WORK TO DO:
Your task is to copy each line that has the word "name".

· · · ·

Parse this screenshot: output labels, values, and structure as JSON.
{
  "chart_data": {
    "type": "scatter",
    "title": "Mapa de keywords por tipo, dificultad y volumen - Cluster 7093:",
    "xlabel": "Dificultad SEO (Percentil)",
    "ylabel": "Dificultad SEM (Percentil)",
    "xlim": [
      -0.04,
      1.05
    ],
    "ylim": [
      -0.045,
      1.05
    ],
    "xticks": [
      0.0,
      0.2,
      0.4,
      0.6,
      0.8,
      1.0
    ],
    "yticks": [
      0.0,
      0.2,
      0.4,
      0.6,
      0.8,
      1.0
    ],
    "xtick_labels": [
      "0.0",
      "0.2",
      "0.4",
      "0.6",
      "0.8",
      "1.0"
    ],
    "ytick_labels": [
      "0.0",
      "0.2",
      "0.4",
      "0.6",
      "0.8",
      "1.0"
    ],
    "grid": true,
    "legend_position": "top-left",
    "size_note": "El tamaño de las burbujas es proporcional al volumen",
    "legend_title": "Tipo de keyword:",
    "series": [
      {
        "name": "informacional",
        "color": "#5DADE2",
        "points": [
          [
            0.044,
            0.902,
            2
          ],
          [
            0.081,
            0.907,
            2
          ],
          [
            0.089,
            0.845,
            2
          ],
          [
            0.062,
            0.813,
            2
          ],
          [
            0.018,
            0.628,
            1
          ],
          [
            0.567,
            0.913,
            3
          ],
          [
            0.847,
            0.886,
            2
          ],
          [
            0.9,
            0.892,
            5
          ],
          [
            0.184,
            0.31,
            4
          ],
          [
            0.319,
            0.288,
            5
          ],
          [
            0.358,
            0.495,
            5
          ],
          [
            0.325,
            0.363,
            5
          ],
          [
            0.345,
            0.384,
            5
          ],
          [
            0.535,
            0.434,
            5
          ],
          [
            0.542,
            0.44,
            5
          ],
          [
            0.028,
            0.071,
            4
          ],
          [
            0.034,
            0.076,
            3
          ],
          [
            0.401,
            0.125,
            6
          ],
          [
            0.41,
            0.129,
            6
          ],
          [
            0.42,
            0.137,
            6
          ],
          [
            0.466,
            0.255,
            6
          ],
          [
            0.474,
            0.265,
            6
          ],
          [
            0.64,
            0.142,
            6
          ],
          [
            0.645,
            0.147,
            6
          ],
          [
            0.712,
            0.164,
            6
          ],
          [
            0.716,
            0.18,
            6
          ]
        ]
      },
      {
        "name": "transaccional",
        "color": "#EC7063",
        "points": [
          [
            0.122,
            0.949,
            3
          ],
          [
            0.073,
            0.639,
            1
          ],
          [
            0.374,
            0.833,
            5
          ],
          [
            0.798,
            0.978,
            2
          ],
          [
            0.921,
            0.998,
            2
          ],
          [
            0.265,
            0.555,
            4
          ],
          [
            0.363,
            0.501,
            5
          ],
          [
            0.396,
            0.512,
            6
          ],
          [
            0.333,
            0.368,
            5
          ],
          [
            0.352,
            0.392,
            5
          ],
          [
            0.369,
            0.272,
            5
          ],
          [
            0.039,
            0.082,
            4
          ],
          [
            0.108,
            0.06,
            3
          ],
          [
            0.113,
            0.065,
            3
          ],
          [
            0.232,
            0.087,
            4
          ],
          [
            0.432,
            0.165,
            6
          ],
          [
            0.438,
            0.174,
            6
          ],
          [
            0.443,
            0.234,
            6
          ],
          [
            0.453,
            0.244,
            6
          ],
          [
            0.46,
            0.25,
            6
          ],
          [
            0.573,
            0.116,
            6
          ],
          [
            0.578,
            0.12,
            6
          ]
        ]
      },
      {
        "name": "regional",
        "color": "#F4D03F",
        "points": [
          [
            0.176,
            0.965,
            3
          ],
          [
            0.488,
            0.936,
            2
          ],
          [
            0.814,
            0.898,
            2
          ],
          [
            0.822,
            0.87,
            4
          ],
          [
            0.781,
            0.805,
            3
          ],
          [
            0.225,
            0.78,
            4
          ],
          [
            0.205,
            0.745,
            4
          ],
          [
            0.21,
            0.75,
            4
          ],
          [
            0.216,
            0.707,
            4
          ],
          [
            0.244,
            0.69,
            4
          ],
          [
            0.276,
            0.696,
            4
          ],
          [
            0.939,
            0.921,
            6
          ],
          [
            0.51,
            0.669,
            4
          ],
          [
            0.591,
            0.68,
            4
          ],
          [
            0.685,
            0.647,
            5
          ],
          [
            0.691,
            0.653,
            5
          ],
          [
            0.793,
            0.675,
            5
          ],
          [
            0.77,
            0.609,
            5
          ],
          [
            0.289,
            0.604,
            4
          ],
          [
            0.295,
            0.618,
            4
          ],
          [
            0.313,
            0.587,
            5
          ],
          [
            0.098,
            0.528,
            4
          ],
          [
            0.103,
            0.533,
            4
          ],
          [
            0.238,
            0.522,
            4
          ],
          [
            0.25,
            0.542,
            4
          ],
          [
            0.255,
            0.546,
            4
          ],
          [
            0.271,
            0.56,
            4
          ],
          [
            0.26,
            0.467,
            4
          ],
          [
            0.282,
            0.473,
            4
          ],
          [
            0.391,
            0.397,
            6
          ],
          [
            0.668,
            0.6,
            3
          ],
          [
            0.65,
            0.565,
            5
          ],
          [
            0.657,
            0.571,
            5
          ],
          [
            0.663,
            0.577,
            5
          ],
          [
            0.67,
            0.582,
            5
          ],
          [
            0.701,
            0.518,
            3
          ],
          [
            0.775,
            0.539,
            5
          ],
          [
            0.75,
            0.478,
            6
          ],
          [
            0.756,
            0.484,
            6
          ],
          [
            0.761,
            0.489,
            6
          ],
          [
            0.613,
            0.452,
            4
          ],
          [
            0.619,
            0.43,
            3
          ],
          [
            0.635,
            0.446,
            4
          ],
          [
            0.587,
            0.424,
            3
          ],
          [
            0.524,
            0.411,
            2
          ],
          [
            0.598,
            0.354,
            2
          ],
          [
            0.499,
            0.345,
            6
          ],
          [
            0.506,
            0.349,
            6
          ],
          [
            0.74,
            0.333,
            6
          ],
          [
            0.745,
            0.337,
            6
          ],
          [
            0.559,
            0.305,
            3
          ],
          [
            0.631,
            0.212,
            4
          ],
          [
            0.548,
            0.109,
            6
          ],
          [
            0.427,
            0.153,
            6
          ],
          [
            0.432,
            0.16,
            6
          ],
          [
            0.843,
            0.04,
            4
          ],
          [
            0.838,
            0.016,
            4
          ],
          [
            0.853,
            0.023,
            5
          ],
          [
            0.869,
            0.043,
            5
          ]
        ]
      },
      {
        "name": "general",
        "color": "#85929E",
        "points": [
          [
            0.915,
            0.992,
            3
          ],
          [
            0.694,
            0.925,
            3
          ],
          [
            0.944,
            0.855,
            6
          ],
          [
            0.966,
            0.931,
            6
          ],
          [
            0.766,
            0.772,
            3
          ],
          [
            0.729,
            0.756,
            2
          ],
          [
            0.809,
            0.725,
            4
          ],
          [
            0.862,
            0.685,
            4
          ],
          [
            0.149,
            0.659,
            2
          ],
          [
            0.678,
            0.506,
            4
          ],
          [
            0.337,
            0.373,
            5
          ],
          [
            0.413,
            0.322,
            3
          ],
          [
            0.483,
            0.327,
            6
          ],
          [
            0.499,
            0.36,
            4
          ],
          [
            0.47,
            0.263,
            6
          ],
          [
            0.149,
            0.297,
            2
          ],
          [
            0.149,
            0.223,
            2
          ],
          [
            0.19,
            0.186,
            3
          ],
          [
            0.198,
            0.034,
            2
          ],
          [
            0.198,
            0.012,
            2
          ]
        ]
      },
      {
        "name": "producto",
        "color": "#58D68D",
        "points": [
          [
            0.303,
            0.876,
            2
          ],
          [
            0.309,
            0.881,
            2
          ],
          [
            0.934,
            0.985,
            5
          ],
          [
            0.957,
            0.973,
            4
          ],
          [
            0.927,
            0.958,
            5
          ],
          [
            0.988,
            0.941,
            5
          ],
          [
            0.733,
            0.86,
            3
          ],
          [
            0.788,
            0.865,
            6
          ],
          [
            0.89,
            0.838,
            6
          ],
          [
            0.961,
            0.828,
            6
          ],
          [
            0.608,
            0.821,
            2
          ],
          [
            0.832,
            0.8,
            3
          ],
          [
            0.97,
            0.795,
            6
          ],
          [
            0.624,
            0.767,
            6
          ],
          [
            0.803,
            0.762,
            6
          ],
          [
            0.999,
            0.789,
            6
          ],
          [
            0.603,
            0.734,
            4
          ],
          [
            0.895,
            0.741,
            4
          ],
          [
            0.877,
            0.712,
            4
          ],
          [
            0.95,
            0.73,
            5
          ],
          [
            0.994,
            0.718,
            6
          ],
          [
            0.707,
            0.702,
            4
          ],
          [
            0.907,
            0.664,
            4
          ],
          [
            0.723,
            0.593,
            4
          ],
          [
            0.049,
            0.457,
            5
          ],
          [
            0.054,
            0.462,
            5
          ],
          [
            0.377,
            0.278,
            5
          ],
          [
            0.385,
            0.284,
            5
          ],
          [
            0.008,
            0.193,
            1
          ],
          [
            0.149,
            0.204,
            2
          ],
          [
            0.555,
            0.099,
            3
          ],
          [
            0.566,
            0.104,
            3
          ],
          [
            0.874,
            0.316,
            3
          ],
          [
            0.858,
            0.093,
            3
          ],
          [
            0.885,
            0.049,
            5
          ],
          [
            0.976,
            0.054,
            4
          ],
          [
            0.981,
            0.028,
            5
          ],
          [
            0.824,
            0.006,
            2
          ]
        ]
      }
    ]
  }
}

· · · ·

FINISHED ANSWER:
        "name": "informacional",
        "name": "transaccional",
        "name": "regional",
        "name": "general",
        "name": "producto",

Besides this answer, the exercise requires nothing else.